## THE REQUEST
Review the material line by line. Identify and copy every line that contains the string "memiliki".
++++
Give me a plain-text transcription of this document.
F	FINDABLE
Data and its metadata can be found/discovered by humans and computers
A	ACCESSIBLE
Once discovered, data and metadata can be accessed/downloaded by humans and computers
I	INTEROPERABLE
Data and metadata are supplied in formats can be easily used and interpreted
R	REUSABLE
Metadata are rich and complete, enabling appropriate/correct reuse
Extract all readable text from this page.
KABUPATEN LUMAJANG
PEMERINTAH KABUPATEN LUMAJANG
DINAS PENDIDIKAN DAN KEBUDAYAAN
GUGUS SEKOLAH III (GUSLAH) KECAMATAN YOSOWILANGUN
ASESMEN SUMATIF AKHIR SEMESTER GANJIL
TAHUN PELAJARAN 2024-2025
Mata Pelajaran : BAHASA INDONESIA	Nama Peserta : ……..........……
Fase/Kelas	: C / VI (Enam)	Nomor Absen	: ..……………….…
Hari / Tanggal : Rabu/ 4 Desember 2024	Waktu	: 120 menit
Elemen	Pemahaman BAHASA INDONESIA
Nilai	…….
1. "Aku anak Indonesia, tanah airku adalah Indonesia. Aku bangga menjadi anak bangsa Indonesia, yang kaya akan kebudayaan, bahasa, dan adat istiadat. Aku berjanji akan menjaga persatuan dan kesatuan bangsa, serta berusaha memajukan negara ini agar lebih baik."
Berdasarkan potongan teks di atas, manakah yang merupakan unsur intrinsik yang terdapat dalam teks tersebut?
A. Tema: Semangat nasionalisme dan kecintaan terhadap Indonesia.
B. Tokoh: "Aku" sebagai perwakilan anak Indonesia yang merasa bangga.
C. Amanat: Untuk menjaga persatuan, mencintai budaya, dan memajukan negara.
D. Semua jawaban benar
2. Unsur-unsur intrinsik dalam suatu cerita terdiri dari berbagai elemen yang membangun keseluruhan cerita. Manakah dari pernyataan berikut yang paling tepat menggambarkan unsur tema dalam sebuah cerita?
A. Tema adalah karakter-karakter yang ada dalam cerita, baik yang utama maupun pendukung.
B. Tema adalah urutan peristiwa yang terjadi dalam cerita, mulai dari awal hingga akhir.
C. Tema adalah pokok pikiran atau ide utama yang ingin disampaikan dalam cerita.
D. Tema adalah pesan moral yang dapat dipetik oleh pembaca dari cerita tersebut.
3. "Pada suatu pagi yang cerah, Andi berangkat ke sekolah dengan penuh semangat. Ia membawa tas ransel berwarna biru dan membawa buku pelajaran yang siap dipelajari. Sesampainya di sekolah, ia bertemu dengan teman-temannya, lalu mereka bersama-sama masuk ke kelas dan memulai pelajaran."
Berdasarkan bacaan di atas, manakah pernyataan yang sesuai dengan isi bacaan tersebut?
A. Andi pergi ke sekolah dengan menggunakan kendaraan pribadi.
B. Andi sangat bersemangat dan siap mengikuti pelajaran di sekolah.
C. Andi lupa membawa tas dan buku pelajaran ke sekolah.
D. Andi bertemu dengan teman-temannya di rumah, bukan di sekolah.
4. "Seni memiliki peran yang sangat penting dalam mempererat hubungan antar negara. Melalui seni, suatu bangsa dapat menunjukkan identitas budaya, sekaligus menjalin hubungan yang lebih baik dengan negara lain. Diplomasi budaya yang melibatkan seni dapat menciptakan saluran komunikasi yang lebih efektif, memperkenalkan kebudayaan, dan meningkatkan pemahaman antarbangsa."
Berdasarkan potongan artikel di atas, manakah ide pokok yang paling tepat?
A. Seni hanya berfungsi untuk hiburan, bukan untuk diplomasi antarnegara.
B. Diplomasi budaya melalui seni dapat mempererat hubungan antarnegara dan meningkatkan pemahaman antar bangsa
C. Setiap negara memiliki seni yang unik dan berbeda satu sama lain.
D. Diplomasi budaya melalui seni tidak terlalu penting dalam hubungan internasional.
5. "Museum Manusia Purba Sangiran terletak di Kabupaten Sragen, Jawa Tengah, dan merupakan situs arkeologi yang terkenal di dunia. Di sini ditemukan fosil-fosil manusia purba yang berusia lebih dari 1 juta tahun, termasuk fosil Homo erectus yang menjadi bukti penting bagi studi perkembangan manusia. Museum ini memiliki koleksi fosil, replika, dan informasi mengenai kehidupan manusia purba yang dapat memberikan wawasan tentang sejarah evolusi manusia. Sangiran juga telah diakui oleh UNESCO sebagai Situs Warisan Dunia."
++++
## SOLUTION TO THE EXERCISE
4. "Seni memiliki peran yang sangat penting dalam mempererat hubungan antar negara. Melalui seni, suatu bangsa dapat menunjukkan identitas budaya, sekaligus menjalin hubungan yang lebih baik dengan negara lain. Diplomasi budaya yang melibatkan seni dapat menciptakan saluran komunikasi yang lebih efektif, memperkenalkan kebudayaan, dan meningkatkan pemahaman antarbangsa."
C. Setiap negara memiliki seni yang unik dan berbeda satu sama lain.
5. "Museum Manusia Purba Sangiran terletak di Kabupaten Sragen, Jawa Tengah, dan merupakan situs arkeologi yang terkenal di dunia. Di sini ditemukan fosil-fosil manusia purba yang berusia lebih dari 1 juta tahun, termasuk fosil Homo erectus yang menjadi bukti penting bagi studi perkembangan manusia. Museum ini memiliki koleksi fosil, replika, dan informasi mengenai kehidupan manusia purba yang dapat memberikan wawasan tentang sejarah evolusi manusia. Sangiran juga telah diakui oleh UNESCO sebagai Situs Warisan Dunia."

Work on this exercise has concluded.